### Objective
Print the listing that follows, character for character.

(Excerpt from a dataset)
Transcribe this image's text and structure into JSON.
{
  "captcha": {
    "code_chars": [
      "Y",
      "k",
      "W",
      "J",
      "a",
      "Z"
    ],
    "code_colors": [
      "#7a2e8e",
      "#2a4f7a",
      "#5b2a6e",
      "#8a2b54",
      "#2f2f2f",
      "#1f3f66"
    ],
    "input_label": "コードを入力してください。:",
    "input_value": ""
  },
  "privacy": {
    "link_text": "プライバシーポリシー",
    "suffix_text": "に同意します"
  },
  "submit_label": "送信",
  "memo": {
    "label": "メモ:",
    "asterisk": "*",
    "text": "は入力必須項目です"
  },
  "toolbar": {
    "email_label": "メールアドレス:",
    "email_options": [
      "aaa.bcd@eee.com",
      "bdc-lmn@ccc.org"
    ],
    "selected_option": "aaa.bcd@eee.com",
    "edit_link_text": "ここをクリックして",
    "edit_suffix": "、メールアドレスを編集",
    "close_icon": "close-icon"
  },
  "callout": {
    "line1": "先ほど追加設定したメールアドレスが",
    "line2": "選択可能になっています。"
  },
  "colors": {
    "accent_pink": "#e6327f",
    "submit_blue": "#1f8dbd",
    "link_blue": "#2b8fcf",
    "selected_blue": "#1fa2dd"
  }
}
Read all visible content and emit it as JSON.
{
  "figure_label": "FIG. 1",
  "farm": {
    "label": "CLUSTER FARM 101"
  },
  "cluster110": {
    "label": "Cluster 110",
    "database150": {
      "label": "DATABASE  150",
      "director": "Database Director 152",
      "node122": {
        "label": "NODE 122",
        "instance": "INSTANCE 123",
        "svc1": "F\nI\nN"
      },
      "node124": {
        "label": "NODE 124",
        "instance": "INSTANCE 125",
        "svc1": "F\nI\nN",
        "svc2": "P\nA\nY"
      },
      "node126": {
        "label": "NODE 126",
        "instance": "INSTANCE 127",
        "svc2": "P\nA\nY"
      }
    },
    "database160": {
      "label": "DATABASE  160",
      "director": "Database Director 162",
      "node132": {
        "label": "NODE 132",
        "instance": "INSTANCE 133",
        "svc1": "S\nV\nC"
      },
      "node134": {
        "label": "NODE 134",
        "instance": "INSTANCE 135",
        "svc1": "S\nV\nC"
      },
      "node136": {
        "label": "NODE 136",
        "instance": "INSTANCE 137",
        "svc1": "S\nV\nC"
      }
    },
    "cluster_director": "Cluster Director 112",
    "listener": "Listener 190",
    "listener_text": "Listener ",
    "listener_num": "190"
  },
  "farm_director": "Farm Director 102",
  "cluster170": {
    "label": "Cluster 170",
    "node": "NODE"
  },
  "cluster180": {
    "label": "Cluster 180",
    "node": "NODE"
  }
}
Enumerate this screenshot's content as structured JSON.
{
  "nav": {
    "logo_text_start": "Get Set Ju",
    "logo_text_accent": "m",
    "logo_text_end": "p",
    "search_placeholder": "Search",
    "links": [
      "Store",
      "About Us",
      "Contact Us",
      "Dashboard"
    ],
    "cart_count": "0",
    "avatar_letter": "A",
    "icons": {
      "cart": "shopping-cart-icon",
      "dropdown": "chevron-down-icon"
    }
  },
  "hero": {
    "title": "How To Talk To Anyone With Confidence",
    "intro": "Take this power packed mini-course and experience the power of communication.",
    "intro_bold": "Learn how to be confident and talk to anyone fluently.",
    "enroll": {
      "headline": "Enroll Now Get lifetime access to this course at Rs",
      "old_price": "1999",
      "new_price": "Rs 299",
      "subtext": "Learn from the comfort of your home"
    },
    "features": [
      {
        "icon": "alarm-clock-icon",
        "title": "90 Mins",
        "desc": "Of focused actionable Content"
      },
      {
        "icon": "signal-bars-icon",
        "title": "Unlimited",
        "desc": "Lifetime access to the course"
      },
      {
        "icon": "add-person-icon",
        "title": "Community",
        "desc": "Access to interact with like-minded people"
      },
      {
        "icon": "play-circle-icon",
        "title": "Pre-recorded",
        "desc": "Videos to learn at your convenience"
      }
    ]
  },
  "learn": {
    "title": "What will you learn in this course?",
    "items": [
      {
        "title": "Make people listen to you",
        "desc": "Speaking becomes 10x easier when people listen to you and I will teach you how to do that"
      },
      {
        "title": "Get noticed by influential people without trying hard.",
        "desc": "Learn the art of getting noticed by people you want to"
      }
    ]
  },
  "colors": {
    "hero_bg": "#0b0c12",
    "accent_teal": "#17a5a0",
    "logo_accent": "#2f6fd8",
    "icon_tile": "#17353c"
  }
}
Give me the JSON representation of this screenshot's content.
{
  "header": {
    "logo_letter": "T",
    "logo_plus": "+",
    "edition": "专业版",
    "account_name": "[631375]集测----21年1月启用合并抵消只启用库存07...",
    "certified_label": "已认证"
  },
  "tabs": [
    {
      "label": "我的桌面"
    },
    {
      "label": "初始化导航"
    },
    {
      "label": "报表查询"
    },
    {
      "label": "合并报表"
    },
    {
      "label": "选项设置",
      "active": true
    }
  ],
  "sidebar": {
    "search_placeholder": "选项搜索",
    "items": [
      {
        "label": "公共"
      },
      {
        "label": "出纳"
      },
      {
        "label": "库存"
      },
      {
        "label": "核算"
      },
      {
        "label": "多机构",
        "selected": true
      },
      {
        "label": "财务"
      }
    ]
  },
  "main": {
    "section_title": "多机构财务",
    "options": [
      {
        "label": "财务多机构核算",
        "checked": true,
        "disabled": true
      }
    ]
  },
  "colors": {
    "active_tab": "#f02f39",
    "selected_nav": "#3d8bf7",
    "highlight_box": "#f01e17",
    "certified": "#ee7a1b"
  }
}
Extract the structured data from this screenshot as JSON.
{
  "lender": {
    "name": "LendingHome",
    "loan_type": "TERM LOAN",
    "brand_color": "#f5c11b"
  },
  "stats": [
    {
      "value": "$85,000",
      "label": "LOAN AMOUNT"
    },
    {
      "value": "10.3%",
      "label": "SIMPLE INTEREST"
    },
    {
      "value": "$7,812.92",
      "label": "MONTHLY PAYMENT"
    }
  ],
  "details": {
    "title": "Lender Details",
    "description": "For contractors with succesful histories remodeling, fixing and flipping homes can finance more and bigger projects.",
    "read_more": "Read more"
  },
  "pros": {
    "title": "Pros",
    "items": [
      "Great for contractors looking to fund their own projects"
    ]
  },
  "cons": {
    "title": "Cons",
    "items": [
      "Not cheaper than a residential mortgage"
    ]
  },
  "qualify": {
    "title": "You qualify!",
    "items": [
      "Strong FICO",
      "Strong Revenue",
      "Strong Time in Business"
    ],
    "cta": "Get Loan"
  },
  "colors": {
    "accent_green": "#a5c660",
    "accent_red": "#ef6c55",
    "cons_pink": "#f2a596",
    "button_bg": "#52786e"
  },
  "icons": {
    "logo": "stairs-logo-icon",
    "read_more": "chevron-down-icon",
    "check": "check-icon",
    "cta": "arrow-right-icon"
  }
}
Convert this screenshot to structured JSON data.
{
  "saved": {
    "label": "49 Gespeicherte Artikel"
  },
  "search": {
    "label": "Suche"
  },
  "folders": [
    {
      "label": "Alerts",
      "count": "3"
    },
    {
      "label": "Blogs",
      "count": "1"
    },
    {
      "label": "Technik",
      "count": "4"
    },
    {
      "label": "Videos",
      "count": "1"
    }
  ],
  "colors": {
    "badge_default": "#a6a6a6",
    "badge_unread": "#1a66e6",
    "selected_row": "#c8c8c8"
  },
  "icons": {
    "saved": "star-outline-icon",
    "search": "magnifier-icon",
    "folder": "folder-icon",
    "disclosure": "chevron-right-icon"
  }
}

### Result
Transcribe this image's text and structure into JSON.
{
  "captcha": {
    "code_chars": [
      "Y",
      "k",
      "W",
      "J",
      "a",
      "Z"
    ],
    "code_colors": [
      "#7a2e8e",
      "#2a4f7a",
      "#5b2a6e",
      "#8a2b54",
      "#2f2f2f",
      "#1f3f66"
    ],
    "input_label": "コードを入力してください。:",
    "input_value": ""
  },
  "privacy": {
    "link_text": "プライバシーポリシー",
    "suffix_text": "に同意します"
  },
  "submit_label": "送信",
  "memo": {
    "label": "メモ:",
    "asterisk": "*",
    "text": "は入力必須項目です"
  },
  "toolbar": {
    "email_label": "メールアドレス:",
    "email_options": [
      "aaa.bcd@eee.com",
      "bdc-lmn@ccc.org"
    ],
    "selected_option": "aaa.bcd@eee.com",
    "edit_link_text": "ここをクリックして",
    "edit_suffix": "、メールアドレスを編集",
    "close_icon": "close-icon"
  },
  "callout": {
    "line1": "先ほど追加設定したメールアドレスが",
    "line2": "選択可能になっています。"
  },
  "colors": {
    "accent_pink": "#e6327f",
    "submit_blue": "#1f8dbd",
    "link_blue": "#2b8fcf",
    "selected_blue": "#1fa2dd"
  }
}
Read all visible content and emit it as JSON.
{
  "figure_label": "FIG. 1",
  "farm": {
    "label": "CLUSTER FARM 101"
  },
  "cluster110": {
    "label": "Cluster 110",
    "database150": {
      "label": "DATABASE  150",
      "director": "Database Director 152",
      "node122": {
        "label": "NODE 122",
        "instance": "INSTANCE 123",
        "svc1": "F\nI\nN"
      },
      "node124": {
        "label": "NODE 124",
        "instance": "INSTANCE 125",
        "svc1": "F\nI\nN",
        "svc2": "P\nA\nY"
      },
      "node126": {
        "label": "NODE 126",
        "instance": "INSTANCE 127",
        "svc2": "P\nA\nY"
      }
    },
    "database160": {
      "label": "DATABASE  160",
      "director": "Database Director 162",
      "node132": {
        "label": "NODE 132",
        "instance": "INSTANCE 133",
        "svc1": "S\nV\nC"
      },
      "node134": {
        "label": "NODE 134",
        "instance": "INSTANCE 135",
        "svc1": "S\nV\nC"
      },
      "node136": {
        "label": "NODE 136",
        "instance": "INSTANCE 137",
        "svc1": "S\nV\nC"
      }
    },
    "cluster_director": "Cluster Director 112",
    "listener": "Listener 190",
    "listener_text": "Listener ",
    "listener_num": "190"
  },
  "farm_director": "Farm Director 102",
  "cluster170": {
    "label": "Cluster 170",
    "node": "NODE"
  },
  "cluster180": {
    "label": "Cluster 180",
    "node": "NODE"
  }
}
Enumerate this screenshot's content as structured JSON.
{
  "nav": {
    "logo_text_start": "Get Set Ju",
    "logo_text_accent": "m",
    "logo_text_end": "p",
    "search_placeholder": "Search",
    "links": [
      "Store",
      "About Us",
      "Contact Us",
      "Dashboard"
    ],
    "cart_count": "0",
    "avatar_letter": "A",
    "icons": {
      "cart": "shopping-cart-icon",
      "dropdown": "chevron-down-icon"
    }
  },
  "hero": {
    "title": "How To Talk To Anyone With Confidence",
    "intro": "Take this power packed mini-course and experience the power of communication.",
    "intro_bold": "Learn how to be confident and talk to anyone fluently.",
    "enroll": {
      "headline": "Enroll Now Get lifetime access to this course at Rs",
      "old_price": "1999",
      "new_price": "Rs 299",
      "subtext": "Learn from the comfort of your home"
    },
    "features": [
      {
        "icon": "alarm-clock-icon",
        "title": "90 Mins",
        "desc": "Of focused actionable Content"
      },
      {
        "icon": "signal-bars-icon",
        "title": "Unlimited",
        "desc": "Lifetime access to the course"
      },
      {
        "icon": "add-person-icon",
        "title": "Community",
        "desc": "Access to interact with like-minded people"
      },
      {
        "icon": "play-circle-icon",
        "title": "Pre-recorded",
        "desc": "Videos to learn at your convenience"
      }
    ]
  },
  "learn": {
    "title": "What will you learn in this course?",
    "items": [
      {
        "title": "Make people listen to you",
        "desc": "Speaking becomes 10x easier when people listen to you and I will teach you how to do that"
      },
      {
        "title": "Get noticed by influential people without trying hard.",
        "desc": "Learn the art of getting noticed by people you want to"
      }
    ]
  },
  "colors": {
    "hero_bg": "#0b0c12",
    "accent_teal": "#17a5a0",
    "logo_accent": "#2f6fd8",
    "icon_tile": "#17353c"
  }
}
Give me the JSON representation of this screenshot's content.
{
  "header": {
    "logo_letter": "T",
    "logo_plus": "+",
    "edition": "专业版",
    "account_name": "[631375]集测----21年1月启用合并抵消只启用库存07...",
    "certified_label": "已认证"
  },
  "tabs": [
    {
      "label": "我的桌面"
    },
    {
      "label": "初始化导航"
    },
    {
      "label": "报表查询"
    },
    {
      "label": "合并报表"
    },
    {
      "label": "选项设置",
      "active": true
    }
  ],
  "sidebar": {
    "search_placeholder": "选项搜索",
    "items": [
      {
        "label": "公共"
      },
      {
        "label": "出纳"
      },
      {
        "label": "库存"
      },
      {
        "label": "核算"
      },
      {
        "label": "多机构",
        "selected": true
      },
      {
        "label": "财务"
      }
    ]
  },
  "main": {
    "section_title": "多机构财务",
    "options": [
      {
        "label": "财务多机构核算",
        "checked": true,
        "disabled": true
      }
    ]
  },
  "colors": {
    "active_tab": "#f02f39",
    "selected_nav": "#3d8bf7",
    "highlight_box": "#f01e17",
    "certified": "#ee7a1b"
  }
}
Extract the structured data from this screenshot as JSON.
{
  "lender": {
    "name": "LendingHome",
    "loan_type": "TERM LOAN",
    "brand_color": "#f5c11b"
  },
  "stats": [
    {
      "value": "$85,000",
      "label": "LOAN AMOUNT"
    },
    {
      "value": "10.3%",
      "label": "SIMPLE INTEREST"
    },
    {
      "value": "$7,812.92",
      "label": "MONTHLY PAYMENT"
    }
  ],
  "details": {
    "title": "Lender Details",
    "description": "For contractors with succesful histories remodeling, fixing and flipping homes can finance more and bigger projects.",
    "read_more": "Read more"
  },
  "pros": {
    "title": "Pros",
    "items": [
      "Great for contractors looking to fund their own projects"
    ]
  },
  "cons": {
    "title": "Cons",
    "items": [
      "Not cheaper than a residential mortgage"
    ]
  },
  "qualify": {
    "title": "You qualify!",
    "items": [
      "Strong FICO",
      "Strong Revenue",
      "Strong Time in Business"
    ],
    "cta": "Get Loan"
  },
  "colors": {
    "accent_green": "#a5c660",
    "accent_red": "#ef6c55",
    "cons_pink": "#f2a596",
    "button_bg": "#52786e"
  },
  "icons": {
    "logo": "stairs-logo-icon",
    "read_more": "chevron-down-icon",
    "check": "check-icon",
    "cta": "arrow-right-icon"
  }
}
Convert this screenshot to structured JSON data.
{
  "saved": {
    "label": "49 Gespeicherte Artikel"
  },
  "search": {
    "label": "Suche"
  },
  "folders": [
    {
      "label": "Alerts",
      "count": "3"
    },
    {
      "label": "Blogs",
      "count": "1"
    },
    {
      "label": "Technik",
      "count": "4"
    },
    {
      "label": "Videos",
      "count": "1"
    }
  ],
  "colors": {
    "badge_default": "#a6a6a6",
    "badge_unread": "#1a66e6",
    "selected_row": "#c8c8c8"
  },
  "icons": {
    "saved": "star-outline-icon",
    "search": "magnifier-icon",
    "folder": "folder-icon",
    "disclosure": "chevron-right-icon"
  }
}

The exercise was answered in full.